The task:
Give the material again in full, matching it exactly.

Dataset entries:
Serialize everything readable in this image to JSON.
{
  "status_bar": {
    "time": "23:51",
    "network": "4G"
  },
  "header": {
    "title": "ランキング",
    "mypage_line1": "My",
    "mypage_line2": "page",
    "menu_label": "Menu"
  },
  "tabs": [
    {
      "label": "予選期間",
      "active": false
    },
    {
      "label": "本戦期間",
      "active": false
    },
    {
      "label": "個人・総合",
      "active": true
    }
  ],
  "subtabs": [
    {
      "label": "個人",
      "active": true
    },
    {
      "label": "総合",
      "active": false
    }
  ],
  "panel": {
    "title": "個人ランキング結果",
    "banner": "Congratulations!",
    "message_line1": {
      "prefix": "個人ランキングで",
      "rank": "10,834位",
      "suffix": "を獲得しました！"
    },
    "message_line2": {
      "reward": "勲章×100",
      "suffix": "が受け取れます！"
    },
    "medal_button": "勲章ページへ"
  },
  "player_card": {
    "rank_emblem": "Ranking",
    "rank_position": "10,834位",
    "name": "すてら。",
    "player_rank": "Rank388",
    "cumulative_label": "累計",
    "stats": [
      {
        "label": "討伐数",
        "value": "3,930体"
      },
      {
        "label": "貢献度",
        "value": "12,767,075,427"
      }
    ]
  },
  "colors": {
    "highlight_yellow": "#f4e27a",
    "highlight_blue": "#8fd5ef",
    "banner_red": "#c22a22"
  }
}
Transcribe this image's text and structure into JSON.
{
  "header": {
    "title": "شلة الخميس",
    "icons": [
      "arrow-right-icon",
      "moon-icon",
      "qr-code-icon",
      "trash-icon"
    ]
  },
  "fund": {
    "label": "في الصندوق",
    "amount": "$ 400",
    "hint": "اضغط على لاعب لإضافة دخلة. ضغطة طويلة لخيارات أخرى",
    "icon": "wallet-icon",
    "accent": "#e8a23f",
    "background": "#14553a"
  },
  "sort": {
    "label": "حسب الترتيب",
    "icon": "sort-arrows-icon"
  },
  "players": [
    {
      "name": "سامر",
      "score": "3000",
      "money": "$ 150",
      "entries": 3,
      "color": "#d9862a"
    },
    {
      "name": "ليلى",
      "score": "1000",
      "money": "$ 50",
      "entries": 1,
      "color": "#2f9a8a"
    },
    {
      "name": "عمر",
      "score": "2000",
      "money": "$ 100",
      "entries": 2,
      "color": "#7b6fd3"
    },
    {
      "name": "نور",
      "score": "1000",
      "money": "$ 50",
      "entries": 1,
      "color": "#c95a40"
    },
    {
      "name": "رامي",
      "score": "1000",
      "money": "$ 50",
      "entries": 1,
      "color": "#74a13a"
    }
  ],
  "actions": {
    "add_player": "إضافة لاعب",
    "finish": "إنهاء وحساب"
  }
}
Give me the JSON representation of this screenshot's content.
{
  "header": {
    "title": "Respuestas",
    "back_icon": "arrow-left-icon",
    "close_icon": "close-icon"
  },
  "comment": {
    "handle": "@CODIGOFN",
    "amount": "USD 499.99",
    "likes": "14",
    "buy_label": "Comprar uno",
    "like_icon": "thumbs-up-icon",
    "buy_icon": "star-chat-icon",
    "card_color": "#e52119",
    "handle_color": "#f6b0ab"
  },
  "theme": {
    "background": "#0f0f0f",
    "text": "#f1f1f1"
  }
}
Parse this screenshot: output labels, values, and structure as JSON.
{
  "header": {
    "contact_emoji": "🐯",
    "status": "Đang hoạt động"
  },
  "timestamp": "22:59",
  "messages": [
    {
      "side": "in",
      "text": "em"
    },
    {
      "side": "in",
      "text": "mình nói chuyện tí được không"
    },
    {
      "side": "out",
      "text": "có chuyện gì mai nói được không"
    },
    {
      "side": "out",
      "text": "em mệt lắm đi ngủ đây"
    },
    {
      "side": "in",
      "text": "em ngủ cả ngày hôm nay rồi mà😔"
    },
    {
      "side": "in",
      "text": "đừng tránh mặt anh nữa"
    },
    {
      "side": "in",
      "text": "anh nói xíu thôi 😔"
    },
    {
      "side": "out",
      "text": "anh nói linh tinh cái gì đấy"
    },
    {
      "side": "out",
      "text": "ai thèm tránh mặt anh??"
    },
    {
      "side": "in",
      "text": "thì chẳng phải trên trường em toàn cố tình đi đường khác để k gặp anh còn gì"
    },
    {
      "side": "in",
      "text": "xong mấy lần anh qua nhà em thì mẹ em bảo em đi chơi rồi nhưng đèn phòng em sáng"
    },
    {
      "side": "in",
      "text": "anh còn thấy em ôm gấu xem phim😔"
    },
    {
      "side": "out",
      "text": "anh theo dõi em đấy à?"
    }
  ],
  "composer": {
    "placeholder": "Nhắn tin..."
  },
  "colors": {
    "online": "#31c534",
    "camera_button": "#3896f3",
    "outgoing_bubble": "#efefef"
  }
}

Solution to this exercise:
Serialize everything readable in this image to JSON.
{
  "status_bar": {
    "time": "23:51",
    "network": "4G"
  },
  "header": {
    "title": "ランキング",
    "mypage_line1": "My",
    "mypage_line2": "page",
    "menu_label": "Menu"
  },
  "tabs": [
    {
      "label": "予選期間",
      "active": false
    },
    {
      "label": "本戦期間",
      "active": false
    },
    {
      "label": "個人・総合",
      "active": true
    }
  ],
  "subtabs": [
    {
      "label": "個人",
      "active": true
    },
    {
      "label": "総合",
      "active": false
    }
  ],
  "panel": {
    "title": "個人ランキング結果",
    "banner": "Congratulations!",
    "message_line1": {
      "prefix": "個人ランキングで",
      "rank": "10,834位",
      "suffix": "を獲得しました！"
    },
    "message_line2": {
      "reward": "勲章×100",
      "suffix": "が受け取れます！"
    },
    "medal_button": "勲章ページへ"
  },
  "player_card": {
    "rank_emblem": "Ranking",
    "rank_position": "10,834位",
    "name": "すてら。",
    "player_rank": "Rank388",
    "cumulative_label": "累計",
    "stats": [
      {
        "label": "討伐数",
        "value": "3,930体"
      },
      {
        "label": "貢献度",
        "value": "12,767,075,427"
      }
    ]
  },
  "colors": {
    "highlight_yellow": "#f4e27a",
    "highlight_blue": "#8fd5ef",
    "banner_red": "#c22a22"
  }
}
Transcribe this image's text and structure into JSON.
{
  "header": {
    "title": "شلة الخميس",
    "icons": [
      "arrow-right-icon",
      "moon-icon",
      "qr-code-icon",
      "trash-icon"
    ]
  },
  "fund": {
    "label": "في الصندوق",
    "amount": "$ 400",
    "hint": "اضغط على لاعب لإضافة دخلة. ضغطة طويلة لخيارات أخرى",
    "icon": "wallet-icon",
    "accent": "#e8a23f",
    "background": "#14553a"
  },
  "sort": {
    "label": "حسب الترتيب",
    "icon": "sort-arrows-icon"
  },
  "players": [
    {
      "name": "سامر",
      "score": "3000",
      "money": "$ 150",
      "entries": 3,
      "color": "#d9862a"
    },
    {
      "name": "ليلى",
      "score": "1000",
      "money": "$ 50",
      "entries": 1,
      "color": "#2f9a8a"
    },
    {
      "name": "عمر",
      "score": "2000",
      "money": "$ 100",
      "entries": 2,
      "color": "#7b6fd3"
    },
    {
      "name": "نور",
      "score": "1000",
      "money": "$ 50",
      "entries": 1,
      "color": "#c95a40"
    },
    {
      "name": "رامي",
      "score": "1000",
      "money": "$ 50",
      "entries": 1,
      "color": "#74a13a"
    }
  ],
  "actions": {
    "add_player": "إضافة لاعب",
    "finish": "إنهاء وحساب"
  }
}
Give me the JSON representation of this screenshot's content.
{
  "header": {
    "title": "Respuestas",
    "back_icon": "arrow-left-icon",
    "close_icon": "close-icon"
  },
  "comment": {
    "handle": "@CODIGOFN",
    "amount": "USD 499.99",
    "likes": "14",
    "buy_label": "Comprar uno",
    "like_icon": "thumbs-up-icon",
    "buy_icon": "star-chat-icon",
    "card_color": "#e52119",
    "handle_color": "#f6b0ab"
  },
  "theme": {
    "background": "#0f0f0f",
    "text": "#f1f1f1"
  }
}
Parse this screenshot: output labels, values, and structure as JSON.
{
  "header": {
    "contact_emoji": "🐯",
    "status": "Đang hoạt động"
  },
  "timestamp": "22:59",
  "messages": [
    {
      "side": "in",
      "text": "em"
    },
    {
      "side": "in",
      "text": "mình nói chuyện tí được không"
    },
    {
      "side": "out",
      "text": "có chuyện gì mai nói được không"
    },
    {
      "side": "out",
      "text": "em mệt lắm đi ngủ đây"
    },
    {
      "side": "in",
      "text": "em ngủ cả ngày hôm nay rồi mà😔"
    },
    {
      "side": "in",
      "text": "đừng tránh mặt anh nữa"
    },
    {
      "side": "in",
      "text": "anh nói xíu thôi 😔"
    },
    {
      "side": "out",
      "text": "anh nói linh tinh cái gì đấy"
    },
    {
      "side": "out",
      "text": "ai thèm tránh mặt anh??"
    },
    {
      "side": "in",
      "text": "thì chẳng phải trên trường em toàn cố tình đi đường khác để k gặp anh còn gì"
    },
    {
      "side": "in",
      "text": "xong mấy lần anh qua nhà em thì mẹ em bảo em đi chơi rồi nhưng đèn phòng em sáng"
    },
    {
      "side": "in",
      "text": "anh còn thấy em ôm gấu xem phim😔"
    },
    {
      "side": "out",
      "text": "anh theo dõi em đấy à?"
    }
  ],
  "composer": {
    "placeholder": "Nhắn tin..."
  },
  "colors": {
    "online": "#31c534",
    "camera_button": "#3896f3",
    "outgoing_bubble": "#efefef"
  }
}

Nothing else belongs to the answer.